WHAT THE TASK REQUIRES: Make an exact copy of the lines below.

— START RECORDS PROVIDED —

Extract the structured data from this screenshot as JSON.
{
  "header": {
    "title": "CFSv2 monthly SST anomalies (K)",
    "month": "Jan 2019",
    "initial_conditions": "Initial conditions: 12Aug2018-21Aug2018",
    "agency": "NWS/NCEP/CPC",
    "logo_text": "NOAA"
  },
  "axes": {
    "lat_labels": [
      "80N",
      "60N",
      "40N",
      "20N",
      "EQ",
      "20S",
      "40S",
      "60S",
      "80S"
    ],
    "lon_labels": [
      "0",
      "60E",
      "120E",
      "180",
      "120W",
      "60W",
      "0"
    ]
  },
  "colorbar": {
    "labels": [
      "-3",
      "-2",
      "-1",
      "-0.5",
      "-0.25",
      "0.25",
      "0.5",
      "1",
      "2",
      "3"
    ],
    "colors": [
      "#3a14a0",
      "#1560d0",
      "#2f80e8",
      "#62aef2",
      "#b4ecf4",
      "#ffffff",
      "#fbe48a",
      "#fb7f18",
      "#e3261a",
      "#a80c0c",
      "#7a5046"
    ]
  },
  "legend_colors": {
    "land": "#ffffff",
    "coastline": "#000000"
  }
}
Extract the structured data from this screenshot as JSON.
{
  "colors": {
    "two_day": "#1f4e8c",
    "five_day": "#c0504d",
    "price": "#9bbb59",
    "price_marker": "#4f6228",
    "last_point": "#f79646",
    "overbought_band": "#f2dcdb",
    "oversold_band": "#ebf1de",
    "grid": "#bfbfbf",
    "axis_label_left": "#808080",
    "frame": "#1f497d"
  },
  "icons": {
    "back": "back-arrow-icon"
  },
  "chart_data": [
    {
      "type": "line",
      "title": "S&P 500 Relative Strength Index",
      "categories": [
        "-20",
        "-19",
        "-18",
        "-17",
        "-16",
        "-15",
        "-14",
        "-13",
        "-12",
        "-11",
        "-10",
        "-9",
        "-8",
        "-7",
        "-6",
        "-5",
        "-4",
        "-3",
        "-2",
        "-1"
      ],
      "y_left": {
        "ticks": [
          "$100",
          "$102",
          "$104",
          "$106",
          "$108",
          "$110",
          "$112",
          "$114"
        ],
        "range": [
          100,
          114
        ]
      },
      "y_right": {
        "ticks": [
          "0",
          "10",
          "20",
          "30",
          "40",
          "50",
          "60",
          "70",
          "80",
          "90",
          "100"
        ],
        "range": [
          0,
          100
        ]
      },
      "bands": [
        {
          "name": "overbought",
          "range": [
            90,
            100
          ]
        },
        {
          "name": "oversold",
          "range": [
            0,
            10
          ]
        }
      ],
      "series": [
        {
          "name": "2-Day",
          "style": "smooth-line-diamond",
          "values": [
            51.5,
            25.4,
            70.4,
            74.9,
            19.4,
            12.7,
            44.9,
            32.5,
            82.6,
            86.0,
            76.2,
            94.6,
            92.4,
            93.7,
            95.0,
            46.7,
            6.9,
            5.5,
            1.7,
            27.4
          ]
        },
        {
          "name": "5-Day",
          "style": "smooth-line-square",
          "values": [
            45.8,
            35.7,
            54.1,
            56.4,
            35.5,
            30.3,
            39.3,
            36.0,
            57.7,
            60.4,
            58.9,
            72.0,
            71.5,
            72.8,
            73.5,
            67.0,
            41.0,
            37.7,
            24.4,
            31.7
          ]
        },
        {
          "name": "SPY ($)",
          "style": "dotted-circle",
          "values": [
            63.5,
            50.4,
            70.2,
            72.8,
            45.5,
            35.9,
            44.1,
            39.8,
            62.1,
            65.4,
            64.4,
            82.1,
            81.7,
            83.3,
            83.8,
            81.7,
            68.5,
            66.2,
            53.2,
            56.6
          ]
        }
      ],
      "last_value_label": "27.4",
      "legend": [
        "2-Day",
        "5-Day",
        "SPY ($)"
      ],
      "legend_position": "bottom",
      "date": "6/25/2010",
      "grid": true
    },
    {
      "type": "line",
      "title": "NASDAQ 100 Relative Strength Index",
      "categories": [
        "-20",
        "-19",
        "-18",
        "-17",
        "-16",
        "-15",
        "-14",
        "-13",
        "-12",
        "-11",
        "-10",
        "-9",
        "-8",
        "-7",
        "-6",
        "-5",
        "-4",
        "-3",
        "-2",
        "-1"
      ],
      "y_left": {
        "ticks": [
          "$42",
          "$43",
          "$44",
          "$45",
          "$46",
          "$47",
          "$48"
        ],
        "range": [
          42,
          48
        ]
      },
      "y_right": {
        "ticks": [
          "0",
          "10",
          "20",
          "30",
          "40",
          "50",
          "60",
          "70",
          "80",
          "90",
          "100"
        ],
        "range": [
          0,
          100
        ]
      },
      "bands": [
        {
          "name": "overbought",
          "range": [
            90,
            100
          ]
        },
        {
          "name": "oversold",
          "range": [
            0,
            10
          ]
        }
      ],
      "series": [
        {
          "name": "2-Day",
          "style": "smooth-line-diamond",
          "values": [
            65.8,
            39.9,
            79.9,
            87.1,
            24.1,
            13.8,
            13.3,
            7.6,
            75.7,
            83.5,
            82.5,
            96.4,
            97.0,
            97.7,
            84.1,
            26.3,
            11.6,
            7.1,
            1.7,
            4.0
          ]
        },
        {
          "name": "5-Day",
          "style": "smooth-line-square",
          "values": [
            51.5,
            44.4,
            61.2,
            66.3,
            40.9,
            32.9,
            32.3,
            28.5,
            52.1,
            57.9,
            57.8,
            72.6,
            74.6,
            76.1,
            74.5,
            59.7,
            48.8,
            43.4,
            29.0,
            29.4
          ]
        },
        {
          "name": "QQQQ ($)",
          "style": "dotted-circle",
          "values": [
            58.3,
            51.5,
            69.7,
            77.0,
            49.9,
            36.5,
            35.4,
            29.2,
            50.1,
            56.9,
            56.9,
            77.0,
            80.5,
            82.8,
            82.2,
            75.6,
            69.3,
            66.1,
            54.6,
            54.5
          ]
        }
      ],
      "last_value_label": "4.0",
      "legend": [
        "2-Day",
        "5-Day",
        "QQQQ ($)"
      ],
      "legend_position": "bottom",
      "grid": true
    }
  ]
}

— END RECORDS PROVIDED —

RESULT BELOW:
Extract the structured data from this screenshot as JSON.
{
  "header": {
    "title": "CFSv2 monthly SST anomalies (K)",
    "month": "Jan 2019",
    "initial_conditions": "Initial conditions: 12Aug2018-21Aug2018",
    "agency": "NWS/NCEP/CPC",
    "logo_text": "NOAA"
  },
  "axes": {
    "lat_labels": [
      "80N",
      "60N",
      "40N",
      "20N",
      "EQ",
      "20S",
      "40S",
      "60S",
      "80S"
    ],
    "lon_labels": [
      "0",
      "60E",
      "120E",
      "180",
      "120W",
      "60W",
      "0"
    ]
  },
  "colorbar": {
    "labels": [
      "-3",
      "-2",
      "-1",
      "-0.5",
      "-0.25",
      "0.25",
      "0.5",
      "1",
      "2",
      "3"
    ],
    "colors": [
      "#3a14a0",
      "#1560d0",
      "#2f80e8",
      "#62aef2",
      "#b4ecf4",
      "#ffffff",
      "#fbe48a",
      "#fb7f18",
      "#e3261a",
      "#a80c0c",
      "#7a5046"
    ]
  },
  "legend_colors": {
    "land": "#ffffff",
    "coastline": "#000000"
  }
}
Extract the structured data from this screenshot as JSON.
{
  "colors": {
    "two_day": "#1f4e8c",
    "five_day": "#c0504d",
    "price": "#9bbb59",
    "price_marker": "#4f6228",
    "last_point": "#f79646",
    "overbought_band": "#f2dcdb",
    "oversold_band": "#ebf1de",
    "grid": "#bfbfbf",
    "axis_label_left": "#808080",
    "frame": "#1f497d"
  },
  "icons": {
    "back": "back-arrow-icon"
  },
  "chart_data": [
    {
      "type": "line",
      "title": "S&P 500 Relative Strength Index",
      "categories": [
        "-20",
        "-19",
        "-18",
        "-17",
        "-16",
        "-15",
        "-14",
        "-13",
        "-12",
        "-11",
        "-10",
        "-9",
        "-8",
        "-7",
        "-6",
        "-5",
        "-4",
        "-3",
        "-2",
        "-1"
      ],
      "y_left": {
        "ticks": [
          "$100",
          "$102",
          "$104",
          "$106",
          "$108",
          "$110",
          "$112",
          "$114"
        ],
        "range": [
          100,
          114
        ]
      },
      "y_right": {
        "ticks": [
          "0",
          "10",
          "20",
          "30",
          "40",
          "50",
          "60",
          "70",
          "80",
          "90",
          "100"
        ],
        "range": [
          0,
          100
        ]
      },
      "bands": [
        {
          "name": "overbought",
          "range": [
            90,
            100
          ]
        },
        {
          "name": "oversold",
          "range": [
            0,
            10
          ]
        }
      ],
      "series": [
        {
          "name": "2-Day",
          "style": "smooth-line-diamond",
          "values": [
            51.5,
            25.4,
            70.4,
            74.9,
            19.4,
            12.7,
            44.9,
            32.5,
            82.6,
            86.0,
            76.2,
            94.6,
            92.4,
            93.7,
            95.0,
            46.7,
            6.9,
            5.5,
            1.7,
            27.4
          ]
        },
        {
          "name": "5-Day",
          "style": "smooth-line-square",
          "values": [
            45.8,
            35.7,
            54.1,
            56.4,
            35.5,
            30.3,
            39.3,
            36.0,
            57.7,
            60.4,
            58.9,
            72.0,
            71.5,
            72.8,
            73.5,
            67.0,
            41.0,
            37.7,
            24.4,
            31.7
          ]
        },
        {
          "name": "SPY ($)",
          "style": "dotted-circle",
          "values": [
            63.5,
            50.4,
            70.2,
            72.8,
            45.5,
            35.9,
            44.1,
            39.8,
            62.1,
            65.4,
            64.4,
            82.1,
            81.7,
            83.3,
            83.8,
            81.7,
            68.5,
            66.2,
            53.2,
            56.6
          ]
        }
      ],
      "last_value_label": "27.4",
      "legend": [
        "2-Day",
        "5-Day",
        "SPY ($)"
      ],
      "legend_position": "bottom",
      "date": "6/25/2010",
      "grid": true
    },
    {
      "type": "line",
      "title": "NASDAQ 100 Relative Strength Index",
      "categories": [
        "-20",
        "-19",
        "-18",
        "-17",
        "-16",
        "-15",
        "-14",
        "-13",
        "-12",
        "-11",
        "-10",
        "-9",
        "-8",
        "-7",
        "-6",
        "-5",
        "-4",
        "-3",
        "-2",
        "-1"
      ],
      "y_left": {
        "ticks": [
          "$42",
          "$43",
          "$44",
          "$45",
          "$46",
          "$47",
          "$48"
        ],
        "range": [
          42,
          48
        ]
      },
      "y_right": {
        "ticks": [
          "0",
          "10",
          "20",
          "30",
          "40",
          "50",
          "60",
          "70",
          "80",
          "90",
          "100"
        ],
        "range": [
          0,
          100
        ]
      },
      "bands": [
        {
          "name": "overbought",
          "range": [
            90,
            100
          ]
        },
        {
          "name": "oversold",
          "range": [
            0,
            10
          ]
        }
      ],
      "series": [
        {
          "name": "2-Day",
          "style": "smooth-line-diamond",
          "values": [
            65.8,
            39.9,
            79.9,
            87.1,
            24.1,
            13.8,
            13.3,
            7.6,
            75.7,
            83.5,
            82.5,
            96.4,
            97.0,
            97.7,
            84.1,
            26.3,
            11.6,
            7.1,
            1.7,
            4.0
          ]
        },
        {
          "name": "5-Day",
          "style": "smooth-line-square",
          "values": [
            51.5,
            44.4,
            61.2,
            66.3,
            40.9,
            32.9,
            32.3,
            28.5,
            52.1,
            57.9,
            57.8,
            72.6,
            74.6,
            76.1,
            74.5,
            59.7,
            48.8,
            43.4,
            29.0,
            29.4
          ]
        },
        {
          "name": "QQQQ ($)",
          "style": "dotted-circle",
          "values": [
            58.3,
            51.5,
            69.7,
            77.0,
            49.9,
            36.5,
            35.4,
            29.2,
            50.1,
            56.9,
            56.9,
            77.0,
            80.5,
            82.8,
            82.2,
            75.6,
            69.3,
            66.1,
            54.6,
            54.5
          ]
        }
      ],
      "last_value_label": "4.0",
      "legend": [
        "2-Day",
        "5-Day",
        "QQQQ ($)"
      ],
      "legend_position": "bottom",
      "grid": true
    }
  ]
}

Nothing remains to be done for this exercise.